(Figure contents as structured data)
++++++++++++++++++++
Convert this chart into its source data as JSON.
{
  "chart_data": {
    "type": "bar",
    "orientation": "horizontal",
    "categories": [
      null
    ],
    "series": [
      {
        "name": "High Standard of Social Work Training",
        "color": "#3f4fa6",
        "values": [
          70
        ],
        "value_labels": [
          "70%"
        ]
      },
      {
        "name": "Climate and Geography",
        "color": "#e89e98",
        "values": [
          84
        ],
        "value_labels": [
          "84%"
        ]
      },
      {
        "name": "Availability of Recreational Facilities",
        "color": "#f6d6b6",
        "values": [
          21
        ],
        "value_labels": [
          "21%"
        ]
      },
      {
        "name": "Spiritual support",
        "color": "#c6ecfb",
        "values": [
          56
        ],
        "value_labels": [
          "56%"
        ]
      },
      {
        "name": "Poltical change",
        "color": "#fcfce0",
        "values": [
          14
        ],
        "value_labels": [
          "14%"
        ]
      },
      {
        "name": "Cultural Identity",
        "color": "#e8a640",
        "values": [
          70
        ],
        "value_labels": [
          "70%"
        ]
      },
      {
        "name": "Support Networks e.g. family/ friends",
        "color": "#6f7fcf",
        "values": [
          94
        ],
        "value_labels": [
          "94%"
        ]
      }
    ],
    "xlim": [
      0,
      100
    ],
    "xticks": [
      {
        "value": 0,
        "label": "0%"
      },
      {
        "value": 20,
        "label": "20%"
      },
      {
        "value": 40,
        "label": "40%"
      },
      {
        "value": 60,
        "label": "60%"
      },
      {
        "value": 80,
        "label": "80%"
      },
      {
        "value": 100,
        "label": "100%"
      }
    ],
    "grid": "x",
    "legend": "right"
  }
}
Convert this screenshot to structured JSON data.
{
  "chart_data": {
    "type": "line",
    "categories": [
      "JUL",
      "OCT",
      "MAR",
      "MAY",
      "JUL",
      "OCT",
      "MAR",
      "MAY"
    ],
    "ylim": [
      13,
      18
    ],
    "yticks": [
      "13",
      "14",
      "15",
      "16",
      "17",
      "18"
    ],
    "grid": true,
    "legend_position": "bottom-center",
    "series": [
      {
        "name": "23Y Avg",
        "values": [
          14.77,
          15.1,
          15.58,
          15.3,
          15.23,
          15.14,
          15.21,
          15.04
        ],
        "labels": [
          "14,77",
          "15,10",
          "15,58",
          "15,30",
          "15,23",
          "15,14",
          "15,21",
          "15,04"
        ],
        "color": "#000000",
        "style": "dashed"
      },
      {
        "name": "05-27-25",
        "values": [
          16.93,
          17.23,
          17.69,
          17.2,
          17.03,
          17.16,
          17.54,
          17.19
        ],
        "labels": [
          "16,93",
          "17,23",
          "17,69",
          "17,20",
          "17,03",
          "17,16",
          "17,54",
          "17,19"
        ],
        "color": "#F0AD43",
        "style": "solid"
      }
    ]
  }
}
++++++++++++++++++++
EXERCISE BRIEF: Using the data above, output each line exactly.

REPLY:
Convert this chart into its source data as JSON.
{
  "chart_data": {
    "type": "bar",
    "orientation": "horizontal",
    "categories": [
      null
    ],
    "series": [
      {
        "name": "High Standard of Social Work Training",
        "color": "#3f4fa6",
        "values": [
          70
        ],
        "value_labels": [
          "70%"
        ]
      },
      {
        "name": "Climate and Geography",
        "color": "#e89e98",
        "values": [
          84
        ],
        "value_labels": [
          "84%"
        ]
      },
      {
        "name": "Availability of Recreational Facilities",
        "color": "#f6d6b6",
        "values": [
          21
        ],
        "value_labels": [
          "21%"
        ]
      },
      {
        "name": "Spiritual support",
        "color": "#c6ecfb",
        "values": [
          56
        ],
        "value_labels": [
          "56%"
        ]
      },
      {
        "name": "Poltical change",
        "color": "#fcfce0",
        "values": [
          14
        ],
        "value_labels": [
          "14%"
        ]
      },
      {
        "name": "Cultural Identity",
        "color": "#e8a640",
        "values": [
          70
        ],
        "value_labels": [
          "70%"
        ]
      },
      {
        "name": "Support Networks e.g. family/ friends",
        "color": "#6f7fcf",
        "values": [
          94
        ],
        "value_labels": [
          "94%"
        ]
      }
    ],
    "xlim": [
      0,
      100
    ],
    "xticks": [
      {
        "value": 0,
        "label": "0%"
      },
      {
        "value": 20,
        "label": "20%"
      },
      {
        "value": 40,
        "label": "40%"
      },
      {
        "value": 60,
        "label": "60%"
      },
      {
        "value": 80,
        "label": "80%"
      },
      {
        "value": 100,
        "label": "100%"
      }
    ],
    "grid": "x",
    "legend": "right"
  }
}
Convert this screenshot to structured JSON data.
{
  "chart_data": {
    "type": "line",
    "categories": [
      "JUL",
      "OCT",
      "MAR",
      "MAY",
      "JUL",
      "OCT",
      "MAR",
      "MAY"
    ],
    "ylim": [
      13,
      18
    ],
    "yticks": [
      "13",
      "14",
      "15",
      "16",
      "17",
      "18"
    ],
    "grid": true,
    "legend_position": "bottom-center",
    "series": [
      {
        "name": "23Y Avg",
        "values": [
          14.77,
          15.1,
          15.58,
          15.3,
          15.23,
          15.14,
          15.21,
          15.04
        ],
        "labels": [
          "14,77",
          "15,10",
          "15,58",
          "15,30",
          "15,23",
          "15,14",
          "15,21",
          "15,04"
        ],
        "color": "#000000",
        "style": "dashed"
      },
      {
        "name": "05-27-25",
        "values": [
          16.93,
          17.23,
          17.69,
          17.2,
          17.03,
          17.16,
          17.54,
          17.19
        ],
        "labels": [
          "16,93",
          "17,23",
          "17,69",
          "17,20",
          "17,03",
          "17,16",
          "17,54",
          "17,19"
        ],
        "color": "#F0AD43",
        "style": "solid"
      }
    ]
  }
}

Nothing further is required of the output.